[Structured figure records]

****************************************

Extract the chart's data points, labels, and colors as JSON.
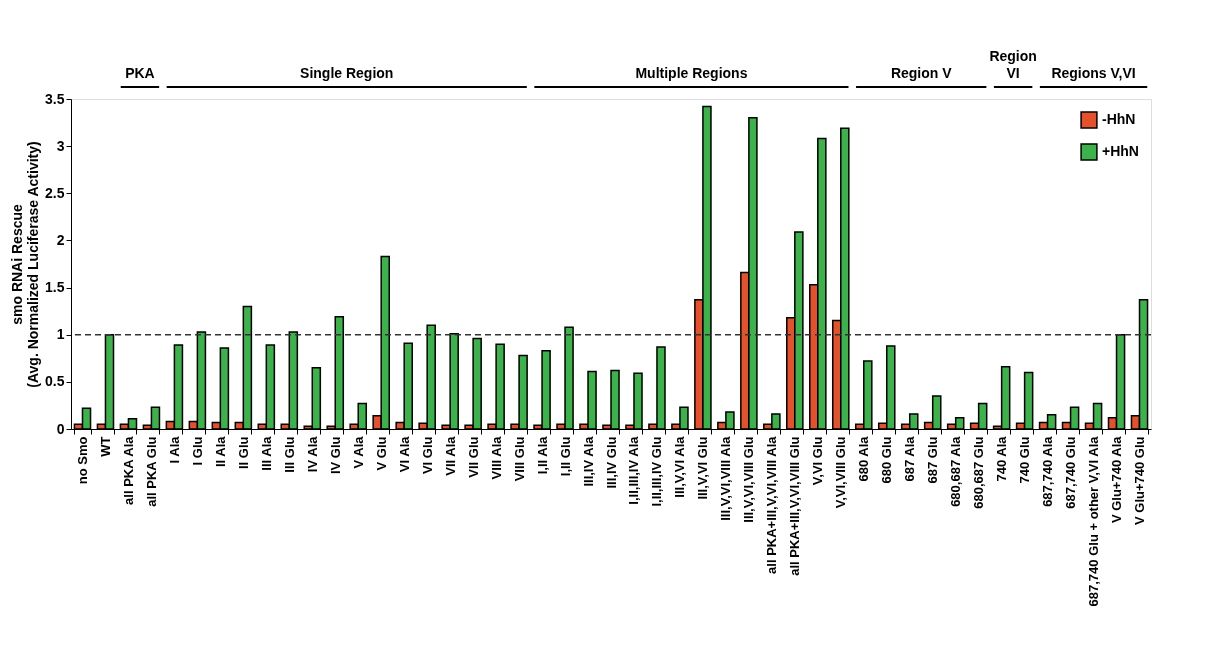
{
  "chart_data": {
    "type": "bar",
    "ylabel": "smo RNAi Rescue (Avg. Normalized Luciferase Activity)",
    "categories": [
      "no Smo",
      "WT",
      "all PKA Ala",
      "all PKA Glu",
      "I Ala",
      "I Glu",
      "II Ala",
      "II Glu",
      "III Ala",
      "III Glu",
      "IV Ala",
      "IV Glu",
      "V Ala",
      "V Glu",
      "VI Ala",
      "VI Glu",
      "VII Ala",
      "VII Glu",
      "VIII Ala",
      "VIII Glu",
      "I,II Ala",
      "I,II Glu",
      "III,IV Ala",
      "III,IV Glu",
      "I,II,III,IV Ala",
      "I,II,III,IV Glu",
      "III,V,VI Ala",
      "III,V,VI Glu",
      "III,V,VI,VIII Ala",
      "III,V,VI,VIII Glu",
      "all PKA+III,V,VI,VIII Ala",
      "all PKA+III,V,VI,VIII Glu",
      "V,VI Glu",
      "V,VI,VIII Glu",
      "680 Ala",
      "680 Glu",
      "687 Ala",
      "687 Glu",
      "680,687 Ala",
      "680,687 Glu",
      "740 Ala",
      "740 Glu",
      "687,740 Ala",
      "687,740 Glu",
      "687,740 Glu + other V,VI Ala",
      "V Glu+740 Ala",
      "V Glu+740 Glu"
    ],
    "series": [
      {
        "name": "-HhN",
        "color": "#e4512a",
        "values": [
          0.05,
          0.05,
          0.05,
          0.04,
          0.08,
          0.08,
          0.07,
          0.07,
          0.05,
          0.05,
          0.03,
          0.03,
          0.05,
          0.14,
          0.07,
          0.06,
          0.04,
          0.04,
          0.05,
          0.05,
          0.04,
          0.05,
          0.05,
          0.04,
          0.04,
          0.05,
          0.05,
          1.37,
          0.07,
          1.66,
          0.05,
          1.18,
          1.53,
          1.15,
          0.05,
          0.06,
          0.05,
          0.07,
          0.05,
          0.06,
          0.03,
          0.06,
          0.07,
          0.07,
          0.06,
          0.12,
          0.14
        ]
      },
      {
        "name": "+HhN",
        "color": "#3cb34a",
        "values": [
          0.22,
          1.0,
          0.11,
          0.23,
          0.89,
          1.03,
          0.86,
          1.3,
          0.89,
          1.03,
          0.65,
          1.19,
          0.27,
          1.83,
          0.91,
          1.1,
          1.01,
          0.96,
          0.9,
          0.78,
          0.83,
          1.08,
          0.61,
          0.62,
          0.59,
          0.87,
          0.23,
          3.42,
          0.18,
          3.3,
          0.16,
          2.09,
          3.08,
          3.19,
          0.72,
          0.88,
          0.16,
          0.35,
          0.12,
          0.27,
          0.66,
          0.6,
          0.15,
          0.23,
          0.27,
          1.0,
          1.37
        ]
      }
    ],
    "ylim": [
      0,
      3.5
    ],
    "yticks": [
      0,
      0.5,
      1,
      1.5,
      2,
      2.5,
      3,
      3.5
    ],
    "ref_lines": [
      {
        "axis": "y",
        "value": 1,
        "line_style": "dashed",
        "color": "#333333"
      }
    ],
    "annotations": [
      "PKA",
      "Single Region",
      "Multiple Regions",
      "Region V",
      "Region VI",
      "Regions V,VI"
    ],
    "legend": "top right",
    "grid": false
  }
}
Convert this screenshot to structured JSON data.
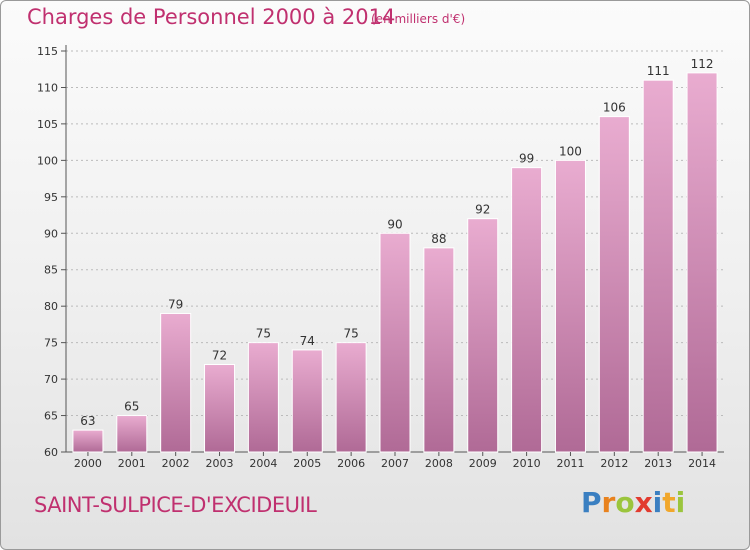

****************************************

Challenge
Omit all pictures while transcribing the entries verbatim.

Task answer
Extract the chart's data points, labels, and colors as JSON.
{
  "chart_data": {
    "type": "bar",
    "ylabel": "smo RNAi Rescue (Avg. Normalized Luciferase Activity)",
    "categories": [
      "no Smo",
      "WT",
      "all PKA Ala",
      "all PKA Glu",
      "I Ala",
      "I Glu",
      "II Ala",
      "II Glu",
      "III Ala",
      "III Glu",
      "IV Ala",
      "IV Glu",
      "V Ala",
      "V Glu",
      "VI Ala",
      "VI Glu",
      "VII Ala",
      "VII Glu",
      "VIII Ala",
      "VIII Glu",
      "I,II Ala",
      "I,II Glu",
      "III,IV Ala",
      "III,IV Glu",
      "I,II,III,IV Ala",
      "I,II,III,IV Glu",
      "III,V,VI Ala",
      "III,V,VI Glu",
      "III,V,VI,VIII Ala",
      "III,V,VI,VIII Glu",
      "all PKA+III,V,VI,VIII Ala",
      "all PKA+III,V,VI,VIII Glu",
      "V,VI Glu",
      "V,VI,VIII Glu",
      "680 Ala",
      "680 Glu",
      "687 Ala",
      "687 Glu",
      "680,687 Ala",
      "680,687 Glu",
      "740 Ala",
      "740 Glu",
      "687,740 Ala",
      "687,740 Glu",
      "687,740 Glu + other V,VI Ala",
      "V Glu+740 Ala",
      "V Glu+740 Glu"
    ],
    "series": [
      {
        "name": "-HhN",
        "color": "#e4512a",
        "values": [
          0.05,
          0.05,
          0.05,
          0.04,
          0.08,
          0.08,
          0.07,
          0.07,
          0.05,
          0.05,
          0.03,
          0.03,
          0.05,
          0.14,
          0.07,
          0.06,
          0.04,
          0.04,
          0.05,
          0.05,
          0.04,
          0.05,
          0.05,
          0.04,
          0.04,
          0.05,
          0.05,
          1.37,
          0.07,
          1.66,
          0.05,
          1.18,
          1.53,
          1.15,
          0.05,
          0.06,
          0.05,
          0.07,
          0.05,
          0.06,
          0.03,
          0.06,
          0.07,
          0.07,
          0.06,
          0.12,
          0.14
        ]
      },
      {
        "name": "+HhN",
        "color": "#3cb34a",
        "values": [
          0.22,
          1.0,
          0.11,
          0.23,
          0.89,
          1.03,
          0.86,
          1.3,
          0.89,
          1.03,
          0.65,
          1.19,
          0.27,
          1.83,
          0.91,
          1.1,
          1.01,
          0.96,
          0.9,
          0.78,
          0.83,
          1.08,
          0.61,
          0.62,
          0.59,
          0.87,
          0.23,
          3.42,
          0.18,
          3.3,
          0.16,
          2.09,
          3.08,
          3.19,
          0.72,
          0.88,
          0.16,
          0.35,
          0.12,
          0.27,
          0.66,
          0.6,
          0.15,
          0.23,
          0.27,
          1.0,
          1.37
        ]
      }
    ],
    "ylim": [
      0,
      3.5
    ],
    "yticks": [
      0,
      0.5,
      1,
      1.5,
      2,
      2.5,
      3,
      3.5
    ],
    "ref_lines": [
      {
        "axis": "y",
        "value": 1,
        "line_style": "dashed",
        "color": "#333333"
      }
    ],
    "annotations": [
      "PKA",
      "Single Region",
      "Multiple Regions",
      "Region V",
      "Region VI",
      "Regions V,VI"
    ],
    "legend": "top right",
    "grid": false
  }
}
Convert this screenshot to structured JSON data.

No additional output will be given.